Exercise task: Records follow. Copy every line with "their".

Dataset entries
========================

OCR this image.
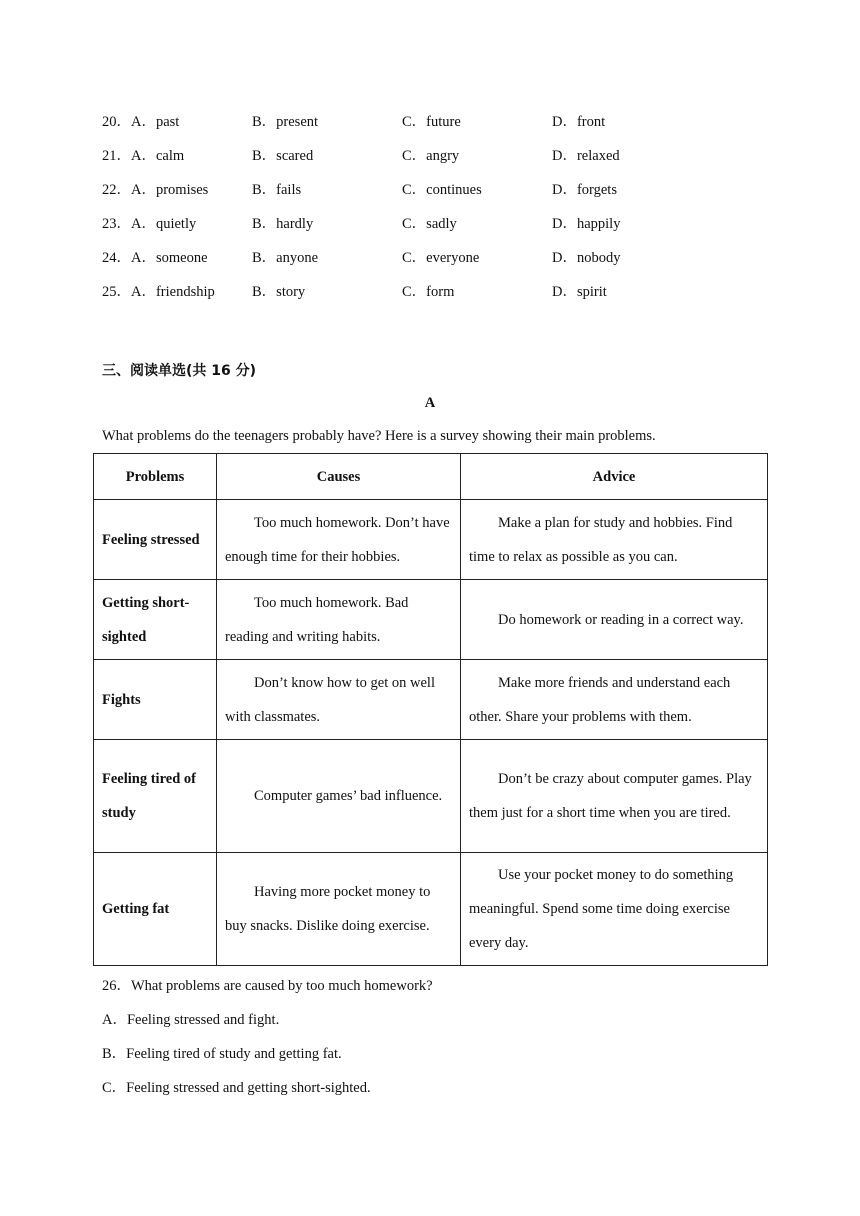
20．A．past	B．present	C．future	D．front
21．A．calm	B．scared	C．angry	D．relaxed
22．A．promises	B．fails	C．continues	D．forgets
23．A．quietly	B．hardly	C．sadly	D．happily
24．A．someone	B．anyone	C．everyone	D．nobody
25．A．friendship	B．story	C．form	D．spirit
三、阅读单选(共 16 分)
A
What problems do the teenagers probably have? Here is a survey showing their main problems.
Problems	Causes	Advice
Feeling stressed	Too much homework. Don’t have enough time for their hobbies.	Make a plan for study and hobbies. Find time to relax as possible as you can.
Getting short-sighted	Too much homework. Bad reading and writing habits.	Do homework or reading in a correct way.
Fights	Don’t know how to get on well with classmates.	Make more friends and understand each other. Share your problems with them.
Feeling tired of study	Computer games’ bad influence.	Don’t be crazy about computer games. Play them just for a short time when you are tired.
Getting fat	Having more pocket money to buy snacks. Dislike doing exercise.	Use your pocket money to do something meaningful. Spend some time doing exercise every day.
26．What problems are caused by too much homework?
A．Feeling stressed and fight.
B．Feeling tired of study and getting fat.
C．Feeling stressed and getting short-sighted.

========================

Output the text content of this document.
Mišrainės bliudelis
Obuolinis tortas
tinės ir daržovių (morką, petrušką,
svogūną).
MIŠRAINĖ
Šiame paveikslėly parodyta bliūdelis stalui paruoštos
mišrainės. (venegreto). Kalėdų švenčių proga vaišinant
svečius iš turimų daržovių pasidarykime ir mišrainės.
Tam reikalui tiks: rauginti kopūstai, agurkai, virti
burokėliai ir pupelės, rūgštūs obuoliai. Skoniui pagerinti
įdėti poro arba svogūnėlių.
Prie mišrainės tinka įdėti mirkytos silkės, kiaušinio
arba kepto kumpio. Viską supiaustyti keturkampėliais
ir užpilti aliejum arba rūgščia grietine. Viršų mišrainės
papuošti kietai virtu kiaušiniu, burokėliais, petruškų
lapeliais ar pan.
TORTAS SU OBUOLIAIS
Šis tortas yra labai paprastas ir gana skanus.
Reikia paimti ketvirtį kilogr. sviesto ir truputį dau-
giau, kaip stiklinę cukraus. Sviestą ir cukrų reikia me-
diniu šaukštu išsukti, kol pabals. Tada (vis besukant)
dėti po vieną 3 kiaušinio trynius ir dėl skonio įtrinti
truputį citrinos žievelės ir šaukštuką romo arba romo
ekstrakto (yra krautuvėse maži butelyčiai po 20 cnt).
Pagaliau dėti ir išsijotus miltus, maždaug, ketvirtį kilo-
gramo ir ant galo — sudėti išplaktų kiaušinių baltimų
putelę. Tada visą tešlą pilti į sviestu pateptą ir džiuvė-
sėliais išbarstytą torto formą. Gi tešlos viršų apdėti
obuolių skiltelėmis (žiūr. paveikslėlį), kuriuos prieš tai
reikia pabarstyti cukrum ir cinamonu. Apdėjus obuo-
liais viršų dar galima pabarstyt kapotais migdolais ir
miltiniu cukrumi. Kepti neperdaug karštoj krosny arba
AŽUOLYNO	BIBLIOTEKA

========================

Finished task:
What problems do the teenagers probably have? Here is a survey showing their main problems.
Feeling stressed	Too much homework. Don’t have enough time for their hobbies.	Make a plan for study and hobbies. Find time to relax as possible as you can.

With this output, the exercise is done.